Short problem: Copy out each line that mentions the word "广州市铁一中学".

*****

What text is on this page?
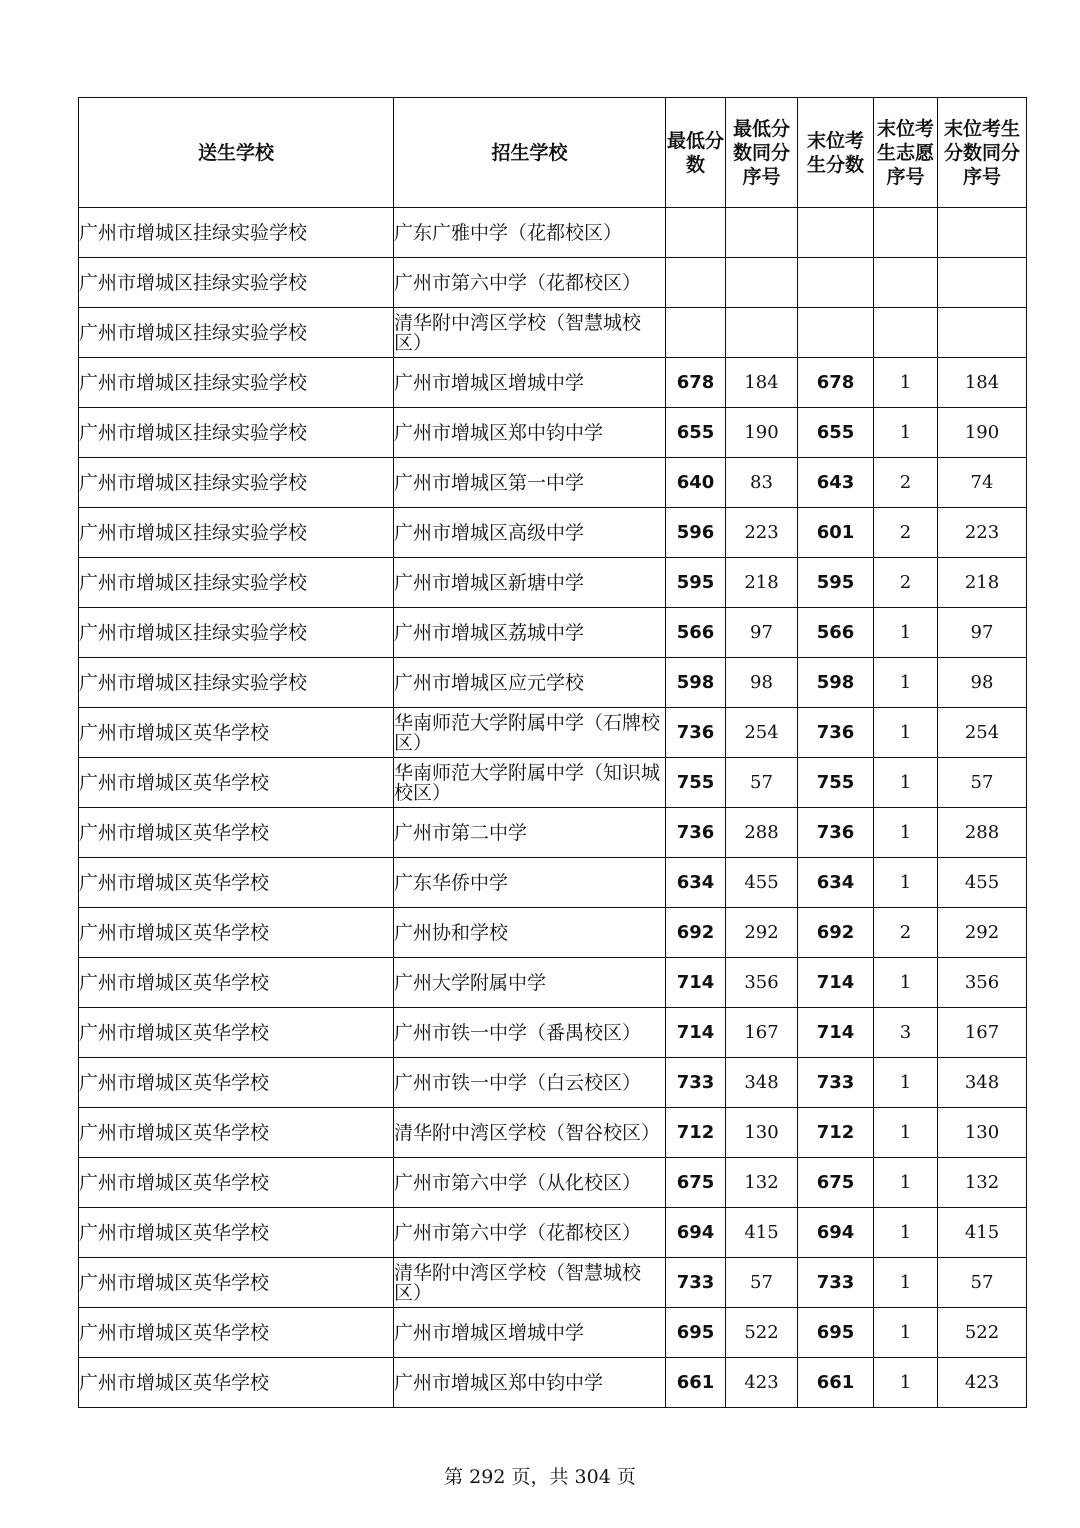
送生学校	招生学校	最低分数	最低分数同分序号	末位考生分数	末位考生志愿序号	末位考生分数同分序号
广州市增城区挂绿实验学校	广东广雅中学（花都校区）					
广州市增城区挂绿实验学校	广州市第六中学（花都校区）					
广州市增城区挂绿实验学校	清华附中湾区学校（智慧城校区）					
广州市增城区挂绿实验学校	广州市增城区增城中学	678	184	678	1	184
广州市增城区挂绿实验学校	广州市增城区郑中钧中学	655	190	655	1	190
广州市增城区挂绿实验学校	广州市增城区第一中学	640	83	643	2	74
广州市增城区挂绿实验学校	广州市增城区高级中学	596	223	601	2	223
广州市增城区挂绿实验学校	广州市增城区新塘中学	595	218	595	2	218
广州市增城区挂绿实验学校	广州市增城区荔城中学	566	97	566	1	97
广州市增城区挂绿实验学校	广州市增城区应元学校	598	98	598	1	98
广州市增城区英华学校	华南师范大学附属中学（石牌校区）	736	254	736	1	254
广州市增城区英华学校	华南师范大学附属中学（知识城校区）	755	57	755	1	57
广州市增城区英华学校	广州市第二中学	736	288	736	1	288
广州市增城区英华学校	广东华侨中学	634	455	634	1	455
广州市增城区英华学校	广州协和学校	692	292	692	2	292
广州市增城区英华学校	广州大学附属中学	714	356	714	1	356
广州市增城区英华学校	广州市铁一中学（番禺校区）	714	167	714	3	167
广州市增城区英华学校	广州市铁一中学（白云校区）	733	348	733	1	348
广州市增城区英华学校	清华附中湾区学校（智谷校区）	712	130	712	1	130
广州市增城区英华学校	广州市第六中学（从化校区）	675	132	675	1	132
广州市增城区英华学校	广州市第六中学（花都校区）	694	415	694	1	415
广州市增城区英华学校	清华附中湾区学校（智慧城校区）	733	57	733	1	57
广州市增城区英华学校	广州市增城区增城中学	695	522	695	1	522
广州市增城区英华学校	广州市增城区郑中钧中学	661	423	661	1	423
第 292 页，共 304 页
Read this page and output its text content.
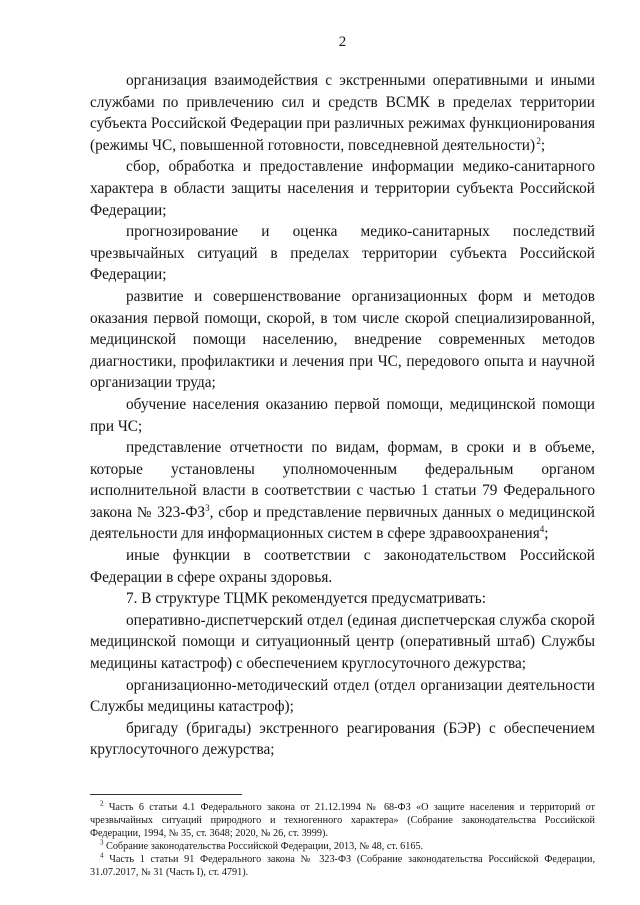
2

организация взаимодействия с экстренными оперативными и иными службами по привлечению сил и средств ВСМК в пределах территории субъекта Российской Федерации при различных режимах функционирования (режимы ЧС, повышенной готовности, повседневной деятельности) $^2$;

сбор, обработка и предоставление информации медико-санитарного характера в области защиты населения и территории субъекта Российской Федерации;

прогнозирование и оценка медико-санитарных последствий чрезвычайных ситуаций в пределах территории субъекта Российской Федерации;

развитие и совершенствование организационных форм и методов оказания первой помощи, скорой, в том числе скорой специализированной, медицинской помощи населению, внедрение современных методов диагностики, профилактики и лечения при ЧС, передового опыта и научной организации труда;

обучение населения оказанию первой помощи, медицинской помощи при ЧС;

представление отчетности по видам, формам, в сроки и в объеме, которые установлены уполномоченным федеральным органом исполнительной власти в соответствии с частью 1 статьи 79 Федерального закона № $323-ФЗ^3$, сбор и представление первичных данных о медицинской деятельности для информационных систем в сфере здравоохранения$^4$;

иные функции в соответствии с законодательством Российской Федерации в сфере охраны здоровья.

7. В структуре ТЦМК рекомендуется предусматривать:

оперативно-диспетчерский отдел (единая диспетчерская служба скорой медицинской помощи и ситуационный центр (оперативный штаб) Службы медицины катастроф) с обеспечением круглосуточного дежурства;

организационно-методический отдел (отдел организации деятельности Службы медицины катастроф);

бригаду (бригады) экстренного реагирования (БЭР) с обеспечением круглосуточного дежурства;

$^2$ Часть 6 статьи 4.1 Федерального закона от 21.12.1994 № 68-ФЗ «О защите населения и территорий от чрезвычайных ситуаций природного и техногенного характера» (Собрание законодательства Российской Федерации, 1994, № 35, ст. 3648; 2020, № 26, ст. 3999).

$^3$ Собрание законодательства Российской Федерации, 2013, № 48, ст. 6165.

$^4$ Часть 1 статьи 91 Федерального закона № 323-ФЗ (Собрание законодательства Российской Федерации, 31.07.2017, № 31 (Часть I), ст. 4791).
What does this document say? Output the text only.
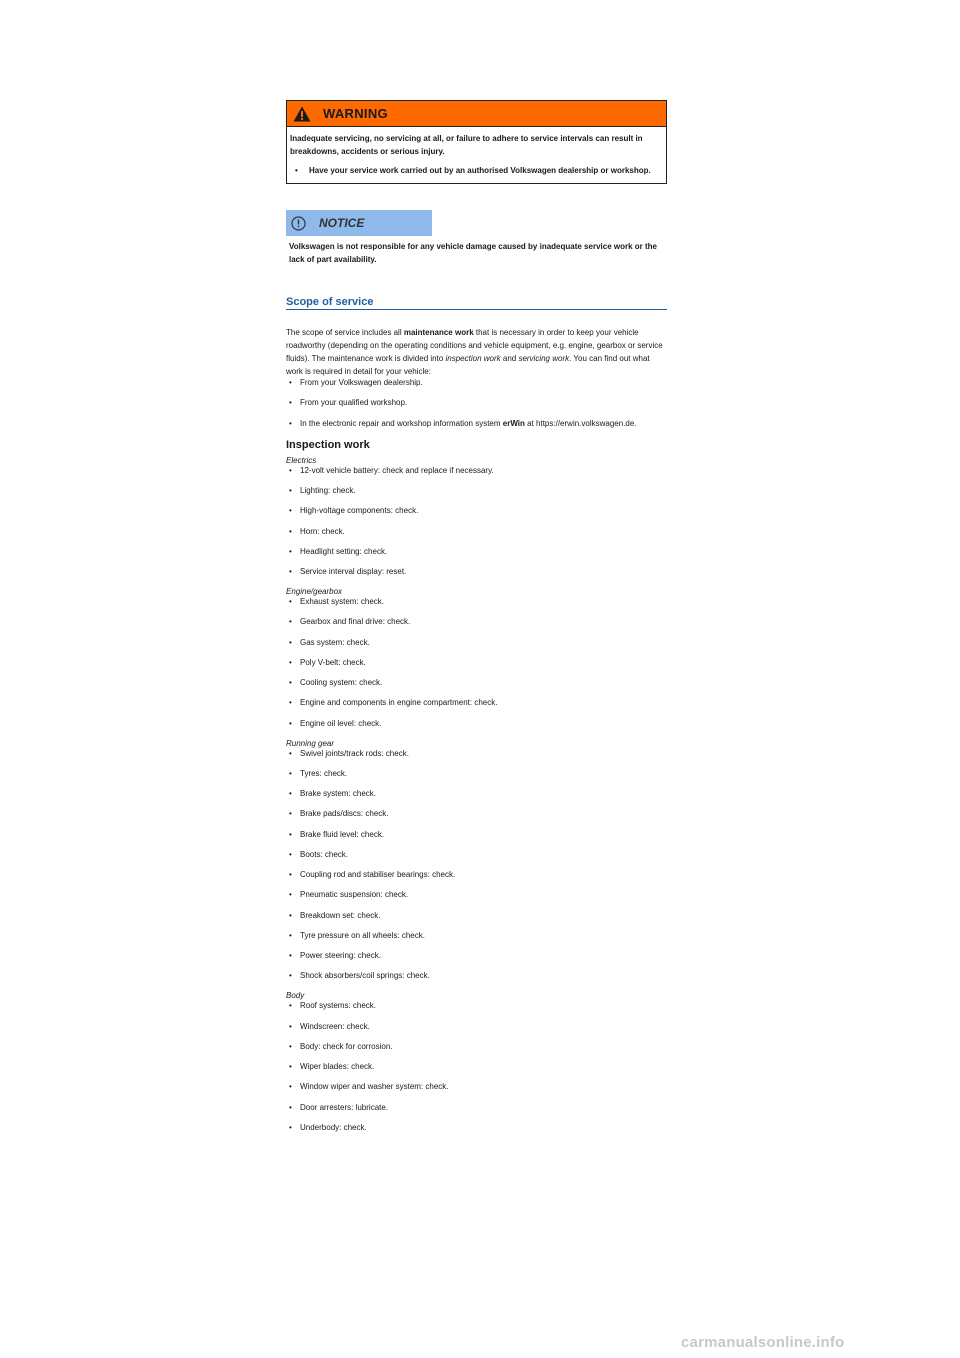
WARNING

Inadequate servicing, no servicing at all, or failure to adhere to service intervals can result in breakdowns, accidents or serious injury.

•	Have your service work carried out by an authorised Volkswagen dealership or workshop.
NOTICE
Volkswagen is not responsible for any vehicle damage caused by inadequate service work or the lack of part availability.
Scope of service
The scope of service includes all maintenance work that is necessary in order to keep your vehicle roadworthy (depending on the operating conditions and vehicle equipment, e.g. engine, gearbox or service fluids). The maintenance work is divided into inspection work and servicing work. You can find out what work is required in detail for your vehicle:
•	From your Volkswagen dealership.
•	From your qualified workshop.
•	In the electronic repair and workshop information system erWin at https://erwin.volkswagen.de.
Inspection work
Electrics
•	12-volt vehicle battery: check and replace if necessary.
•	Lighting: check.
•	High-voltage components: check.
•	Horn: check.
•	Headlight setting: check.
•	Service interval display: reset.
Engine/gearbox
•	Exhaust system: check.
•	Gearbox and final drive: check.
•	Gas system: check.
•	Poly V-belt: check.
•	Cooling system: check.
•	Engine and components in engine compartment: check.
•	Engine oil level: check.
Running gear
•	Swivel joints/track rods: check.
•	Tyres: check.
•	Brake system: check.
•	Brake pads/discs: check.
•	Brake fluid level: check.
•	Boots: check.
•	Coupling rod and stabiliser bearings: check.
•	Pneumatic suspension: check.
•	Breakdown set: check.
•	Tyre pressure on all wheels: check.
•	Power steering: check.
•	Shock absorbers/coil springs: check.
Body
•	Roof systems: check.
•	Windscreen: check.
•	Body: check for corrosion.
•	Wiper blades: check.
•	Window wiper and washer system: check.
•	Door arresters: lubricate.
•	Underbody: check.
carmanualsonline.info
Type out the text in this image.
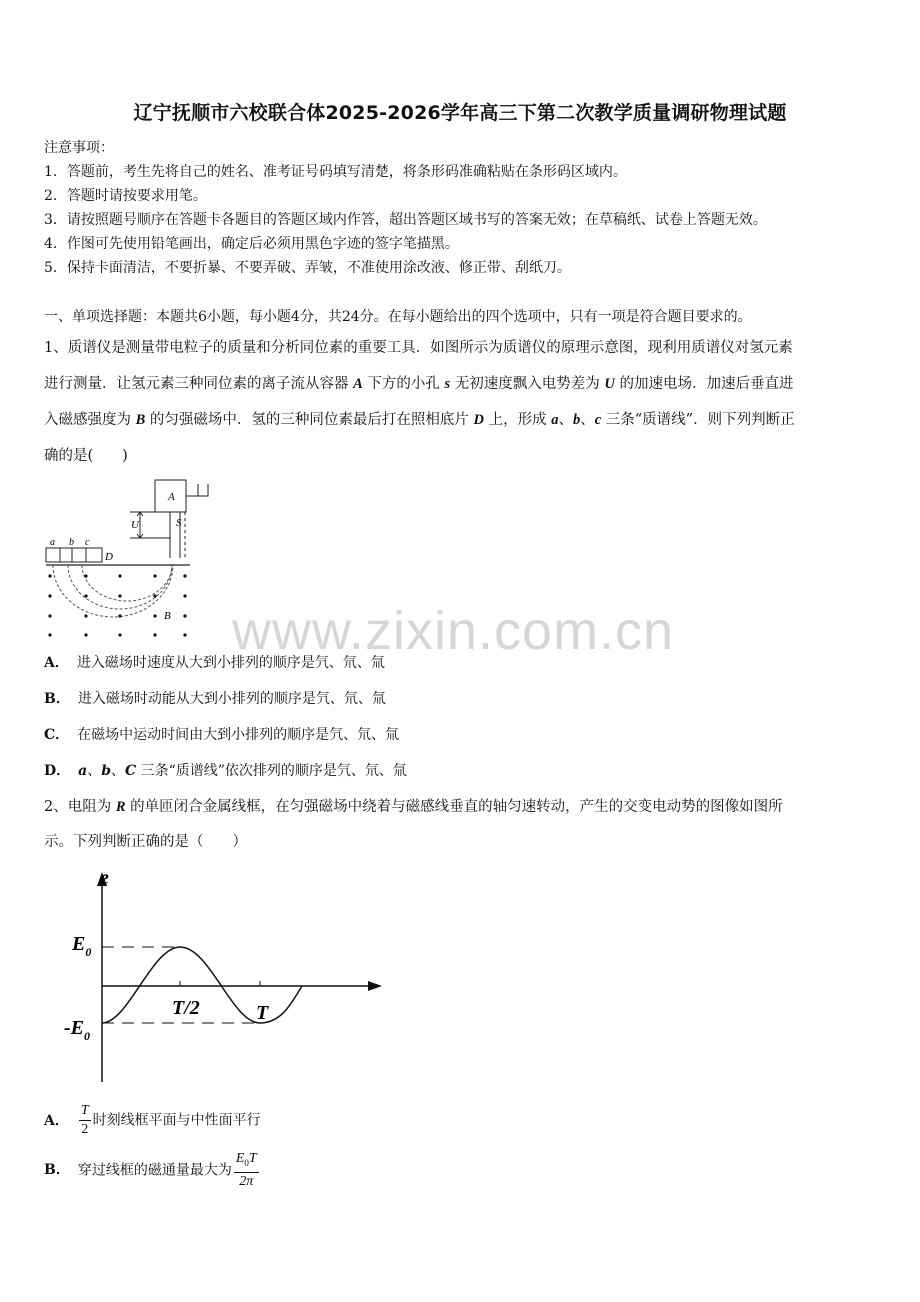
辽宁抚顺市六校联合体2025-2026学年高三下第二次教学质量调研物理试题
注意事项：
1．答题前，考生先将自己的姓名、准考证号码填写清楚，将条形码准确粘贴在条形码区域内。
2．答题时请按要求用笔。
3．请按照题号顺序在答题卡各题目的答题区域内作答，超出答题区域书写的答案无效；在草稿纸、试卷上答题无效。
4．作图可先使用铅笔画出，确定后必须用黑色字迹的签字笔描黑。
5．保持卡面清洁，不要折暴、不要弄破、弄皱，不准使用涂改液、修正带、刮纸刀。
一、单项选择题：本题共6小题，每小题4分，共24分。在每小题给出的四个选项中，只有一项是符合题目要求的。
1、质谱仪是测量带电粒子的质量和分析同位素的重要工具．如图所示为质谱仪的原理示意图，现利用质谱仪对氢元素
进行测量．让氢元素三种同位素的离子流从容器 A 下方的小孔 s 无初速度飘入电势差为 U 的加速电场．加速后垂直进
入磁感强度为 B 的匀强磁场中．氢的三种同位素最后打在照相底片 D 上，形成 a、b、c 三条“质谱线”．则下列判断正
确的是(　　)
A
U	S
a b c
D
B
A． 进入磁场时速度从大到小排列的顺序是氕、氘、氚
B． 进入磁场时动能从大到小排列的顺序是氕、氘、氚
C． 在磁场中运动时间由大到小排列的顺序是氕、氘、氚
D． a、b、C 三条“质谱线”依次排列的顺序是氕、氘、氚
www.zixin.com.cn
2、电阻为 R 的单匝闭合金属线框，在匀强磁场中绕着与磁感线垂直的轴匀速转动，产生的交变电动势的图像如图所
示。下列判断正确的是（　　）
e
$E_0$
$-E_0$
T/2	T
A． $\frac{T}{2}$ 时刻线框平面与中性面平行
B． 穿过线框的磁通量最大为 $\frac{E_0T}{2\pi}$
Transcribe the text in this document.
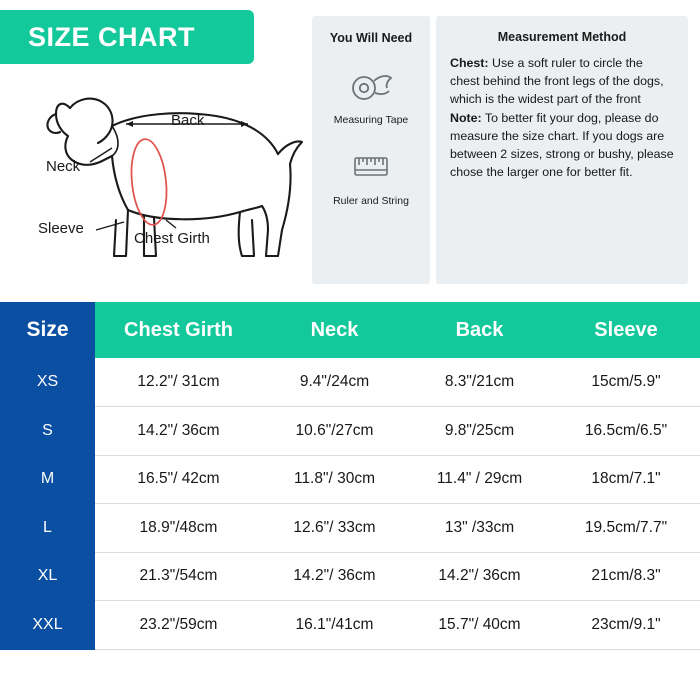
SIZE CHART
Back
Neck
Sleeve
Chest Girth
You Will Need
Measuring Tape
Ruler and String
Measurement Method
Chest: Use a soft ruler to circle the chest behind the front legs of the dogs, which is the widest part of the front
Note: To better fit your dog, please do measure the size chart. If you dogs are between 2 sizes, strong or bushy, please chose the larger one for better fit.
Size	Chest Girth	Neck	Back	Sleeve
XS	12.2"/ 31cm	9.4"/24cm	8.3"/21cm	15cm/5.9"
S	14.2"/ 36cm	10.6"/27cm	9.8"/25cm	16.5cm/6.5"
M	16.5"/ 42cm	11.8"/ 30cm	11.4" / 29cm	18cm/7.1"
L	18.9"/48cm	12.6"/ 33cm	13" /33cm	19.5cm/7.7"
XL	21.3"/54cm	14.2"/ 36cm	14.2"/ 36cm	21cm/8.3"
XXL	23.2"/59cm	16.1"/41cm	15.7"/ 40cm	23cm/9.1"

*****

Solved exercise:
广州市增城区英华学校	广州市铁一中学（番禺校区）	714	167	714	3	167
广州市增城区英华学校	广州市铁一中学（白云校区）	733	348	733	1	348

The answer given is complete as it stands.